Document extract:
((

This routes the execution to an inline assembly block that strictly aligns the variables into the System V ABI registers (`RAX` for the syscall ID, followed by `RDI`, `RSI`, `RDX`, `R10`, `R8`, `R9` for arguments) before executing the hardware `syscall` instruction. All of this happens instantly in the silicon, with zero runtime overhead and zero memory allocation.
## 🚀 Compilation & Usage
Because this framework rejects the standard ecosystem, you must strictly command the compiler to step down.
Compile your tools using:
gcc -O2 -nostdlib -fno-stack-protector -static src/main.c -o my_tool
* `-O2`: Forces the compiler to aggressively inline the syscall engines, flattening the assembly and eliminating `call`/`ret` stack frames overhead.
* `-nostdlib`: The core directive. Instructs the Linker to completely ignore `glibc` and standard startup routines (`crt0`).
* `-fno-stack-protector`: Prevents the compiler from injecting `__stack_chk_fail` routines when allocating local arrays on the stack, giving you ultimate control over your memory bounds.
## ⚠️ The Reality of Ring 0
This framework provides **zero safety nets**. You are speaking directly to the Kernel. If you fail to null-terminate a string, pass a bad pointer, or request execution jumps to `PROT_NONE` memory, the Kernel will instantly murder your process with a Segmentation Fault.
Welcome to the bare metal.

))

Material:
((

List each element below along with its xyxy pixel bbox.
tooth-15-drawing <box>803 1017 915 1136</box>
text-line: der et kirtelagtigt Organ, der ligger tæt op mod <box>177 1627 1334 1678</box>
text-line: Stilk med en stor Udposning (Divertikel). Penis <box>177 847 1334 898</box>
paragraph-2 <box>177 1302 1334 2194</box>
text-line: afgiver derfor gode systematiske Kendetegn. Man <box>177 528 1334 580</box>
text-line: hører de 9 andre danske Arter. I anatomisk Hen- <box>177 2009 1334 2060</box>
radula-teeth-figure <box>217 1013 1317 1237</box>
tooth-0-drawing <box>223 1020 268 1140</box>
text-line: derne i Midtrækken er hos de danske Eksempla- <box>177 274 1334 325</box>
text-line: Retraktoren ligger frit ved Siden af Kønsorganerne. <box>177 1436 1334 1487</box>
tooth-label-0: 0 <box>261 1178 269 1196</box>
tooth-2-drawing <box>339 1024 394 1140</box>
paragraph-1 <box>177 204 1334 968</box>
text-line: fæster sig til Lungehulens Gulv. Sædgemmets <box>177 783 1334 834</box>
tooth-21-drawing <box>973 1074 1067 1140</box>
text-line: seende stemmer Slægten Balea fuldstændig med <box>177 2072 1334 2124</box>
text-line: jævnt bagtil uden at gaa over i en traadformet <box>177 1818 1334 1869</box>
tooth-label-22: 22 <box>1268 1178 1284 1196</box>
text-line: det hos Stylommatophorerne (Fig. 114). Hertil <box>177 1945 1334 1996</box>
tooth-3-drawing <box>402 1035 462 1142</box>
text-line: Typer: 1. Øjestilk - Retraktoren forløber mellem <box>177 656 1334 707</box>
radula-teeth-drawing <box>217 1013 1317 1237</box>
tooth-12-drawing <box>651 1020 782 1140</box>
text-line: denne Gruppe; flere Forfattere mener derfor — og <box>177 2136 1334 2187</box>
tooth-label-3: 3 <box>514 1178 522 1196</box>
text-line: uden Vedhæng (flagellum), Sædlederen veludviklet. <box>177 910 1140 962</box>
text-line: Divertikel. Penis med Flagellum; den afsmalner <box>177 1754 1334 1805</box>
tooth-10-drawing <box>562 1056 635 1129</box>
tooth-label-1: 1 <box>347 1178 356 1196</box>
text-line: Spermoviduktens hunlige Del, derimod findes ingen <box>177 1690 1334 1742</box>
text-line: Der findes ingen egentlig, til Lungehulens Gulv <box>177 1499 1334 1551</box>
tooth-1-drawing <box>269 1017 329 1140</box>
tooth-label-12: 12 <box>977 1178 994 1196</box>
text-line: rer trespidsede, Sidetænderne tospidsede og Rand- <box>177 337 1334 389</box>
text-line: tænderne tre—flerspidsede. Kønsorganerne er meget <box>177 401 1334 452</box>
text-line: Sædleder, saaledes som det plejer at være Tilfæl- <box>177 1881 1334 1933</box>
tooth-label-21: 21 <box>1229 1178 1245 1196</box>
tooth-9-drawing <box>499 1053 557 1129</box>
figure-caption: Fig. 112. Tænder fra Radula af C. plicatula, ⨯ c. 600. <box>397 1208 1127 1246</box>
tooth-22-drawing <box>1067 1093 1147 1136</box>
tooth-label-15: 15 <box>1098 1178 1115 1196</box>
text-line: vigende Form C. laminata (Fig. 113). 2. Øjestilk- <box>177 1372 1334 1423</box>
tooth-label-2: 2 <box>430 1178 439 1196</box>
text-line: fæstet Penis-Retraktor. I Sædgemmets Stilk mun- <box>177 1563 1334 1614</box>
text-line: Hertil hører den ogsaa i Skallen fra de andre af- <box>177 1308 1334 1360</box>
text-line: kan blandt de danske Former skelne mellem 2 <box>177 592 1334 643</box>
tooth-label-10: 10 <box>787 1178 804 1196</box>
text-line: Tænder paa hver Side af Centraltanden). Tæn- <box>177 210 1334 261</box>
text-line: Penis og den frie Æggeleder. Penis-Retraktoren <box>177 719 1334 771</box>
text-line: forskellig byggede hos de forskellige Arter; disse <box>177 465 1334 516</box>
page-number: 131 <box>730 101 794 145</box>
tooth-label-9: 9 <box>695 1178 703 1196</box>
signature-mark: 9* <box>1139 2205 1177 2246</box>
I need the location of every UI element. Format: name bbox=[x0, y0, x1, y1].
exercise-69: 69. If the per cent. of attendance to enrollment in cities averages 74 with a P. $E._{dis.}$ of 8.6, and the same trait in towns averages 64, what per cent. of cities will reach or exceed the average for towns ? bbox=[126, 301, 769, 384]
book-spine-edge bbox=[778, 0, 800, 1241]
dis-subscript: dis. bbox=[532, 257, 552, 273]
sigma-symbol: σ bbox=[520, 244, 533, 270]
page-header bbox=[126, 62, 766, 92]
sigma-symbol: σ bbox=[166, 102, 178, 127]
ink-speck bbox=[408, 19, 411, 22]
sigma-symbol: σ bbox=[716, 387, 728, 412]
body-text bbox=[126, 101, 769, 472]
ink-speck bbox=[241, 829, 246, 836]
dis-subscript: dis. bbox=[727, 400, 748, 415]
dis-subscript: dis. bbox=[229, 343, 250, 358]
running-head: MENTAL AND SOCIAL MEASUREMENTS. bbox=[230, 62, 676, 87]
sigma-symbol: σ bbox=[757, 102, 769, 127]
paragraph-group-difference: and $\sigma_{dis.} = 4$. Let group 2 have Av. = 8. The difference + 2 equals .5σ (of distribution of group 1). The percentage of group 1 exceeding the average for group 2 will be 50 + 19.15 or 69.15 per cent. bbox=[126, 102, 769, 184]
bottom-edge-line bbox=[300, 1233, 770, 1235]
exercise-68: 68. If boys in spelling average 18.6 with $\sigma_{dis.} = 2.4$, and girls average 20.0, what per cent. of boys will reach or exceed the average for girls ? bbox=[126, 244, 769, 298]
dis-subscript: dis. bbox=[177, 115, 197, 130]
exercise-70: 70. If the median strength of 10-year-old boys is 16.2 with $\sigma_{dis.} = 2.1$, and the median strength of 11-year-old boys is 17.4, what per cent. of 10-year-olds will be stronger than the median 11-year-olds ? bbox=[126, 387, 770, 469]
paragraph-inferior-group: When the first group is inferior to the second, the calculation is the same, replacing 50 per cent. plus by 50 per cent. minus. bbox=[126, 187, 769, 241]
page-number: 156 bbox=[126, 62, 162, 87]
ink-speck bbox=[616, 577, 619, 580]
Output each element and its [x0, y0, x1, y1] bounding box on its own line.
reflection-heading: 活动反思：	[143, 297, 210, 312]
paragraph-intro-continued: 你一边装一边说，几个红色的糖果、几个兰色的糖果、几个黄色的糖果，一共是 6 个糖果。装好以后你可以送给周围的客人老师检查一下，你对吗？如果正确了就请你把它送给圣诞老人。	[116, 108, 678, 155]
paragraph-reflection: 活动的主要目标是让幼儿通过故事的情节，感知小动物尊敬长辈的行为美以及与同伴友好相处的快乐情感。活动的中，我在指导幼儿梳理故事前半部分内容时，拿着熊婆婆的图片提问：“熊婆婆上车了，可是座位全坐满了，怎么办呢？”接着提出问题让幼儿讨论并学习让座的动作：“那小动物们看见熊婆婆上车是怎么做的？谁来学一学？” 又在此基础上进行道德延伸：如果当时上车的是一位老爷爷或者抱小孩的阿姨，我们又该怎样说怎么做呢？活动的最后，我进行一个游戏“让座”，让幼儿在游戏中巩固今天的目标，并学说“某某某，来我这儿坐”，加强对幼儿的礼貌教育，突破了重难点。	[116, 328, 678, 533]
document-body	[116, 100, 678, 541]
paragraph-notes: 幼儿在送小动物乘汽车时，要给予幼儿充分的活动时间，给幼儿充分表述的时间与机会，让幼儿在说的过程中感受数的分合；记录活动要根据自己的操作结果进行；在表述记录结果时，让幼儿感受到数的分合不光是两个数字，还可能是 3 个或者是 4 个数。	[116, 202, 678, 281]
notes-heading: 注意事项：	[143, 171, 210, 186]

))

Required task 1: In the compilation notes, why does the build command pass the `-O2` flag?
Required task 2: Output the stretch of the records from their start through the line containing "tooth-label-12: 12 <box>977" as a Markdown table with columns Row and Line, numbering the rows in order and leaving out blank lines.

Task answer 1: The `-O2` flag forces the compiler to aggressively inline the syscall engines. This flattens the assembly and eliminates the overhead of `call`/`ret` stack frames.

Task answer 2:
| Row | Line |
|---|---|
| 1 | List each element below along with its xyxy pixel bbox. |
| 2 | tooth-15-drawing <box>803 1017 915 1136</box> |
| 3 | text-line: der et kirtelagtigt Organ, der ligger tæt op mod <box>177 1627 1334 1678</box> |
| 4 | text-line: Stilk med en stor Udposning (Divertikel). Penis <box>177 847 1334 898</box> |
| 5 | paragraph-2 <box>177 1302 1334 2194</box> |
| 6 | text-line: afgiver derfor gode systematiske Kendetegn. Man <box>177 528 1334 580</box> |
| 7 | text-line: hører de 9 andre danske Arter. I anatomisk Hen- <box>177 2009 1334 2060</box> |
| 8 | radula-teeth-figure <box>217 1013 1317 1237</box> |
| 9 | tooth-0-drawing <box>223 1020 268 1140</box> |
| 10 | text-line: derne i Midtrækken er hos de danske Eksempla- <box>177 274 1334 325</box> |
| 11 | text-line: Retraktoren ligger frit ved Siden af Kønsorganerne. <box>177 1436 1334 1487</box> |
| 12 | tooth-label-0: 0 <box>261 1178 269 1196</box> |
| 13 | tooth-2-drawing <box>339 1024 394 1140</box> |
| 14 | paragraph-1 <box>177 204 1334 968</box> |
| 15 | text-line: fæster sig til Lungehulens Gulv. Sædgemmets <box>177 783 1334 834</box> |
| 16 | tooth-21-drawing <box>973 1074 1067 1140</box> |
| 17 | text-line: seende stemmer Slægten Balea fuldstændig med <box>177 2072 1334 2124</box> |
| 18 | text-line: jævnt bagtil uden at gaa over i en traadformet <box>177 1818 1334 1869</box> |
| 19 | tooth-label-22: 22 <box>1268 1178 1284 1196</box> |
| 20 | text-line: det hos Stylommatophorerne (Fig. 114). Hertil <box>177 1945 1334 1996</box> |
| 21 | tooth-3-drawing <box>402 1035 462 1142</box> |
| 22 | text-line: Typer: 1. Øjestilk - Retraktoren forløber mellem <box>177 656 1334 707</box> |
| 23 | radula-teeth-drawing <box>217 1013 1317 1237</box> |
| 24 | tooth-12-drawing <box>651 1020 782 1140</box> |
| 25 | text-line: denne Gruppe; flere Forfattere mener derfor — og <box>177 2136 1334 2187</box> |
| 26 | tooth-label-3: 3 <box>514 1178 522 1196</box> |
| 27 | text-line: uden Vedhæng (flagellum), Sædlederen veludviklet. <box>177 910 1140 962</box> |
| 28 | text-line: Divertikel. Penis med Flagellum; den afsmalner <box>177 1754 1334 1805</box> |
| 29 | tooth-10-drawing <box>562 1056 635 1129</box> |
| 30 | tooth-label-1: 1 <box>347 1178 356 1196</box> |
| 31 | text-line: Spermoviduktens hunlige Del, derimod findes ingen <box>177 1690 1334 1742</box> |
| 32 | text-line: Der findes ingen egentlig, til Lungehulens Gulv <box>177 1499 1334 1551</box> |
| 33 | tooth-1-drawing <box>269 1017 329 1140</box> |
| 34 | tooth-label-12: 12 <box>977 1178 994 1196</box> |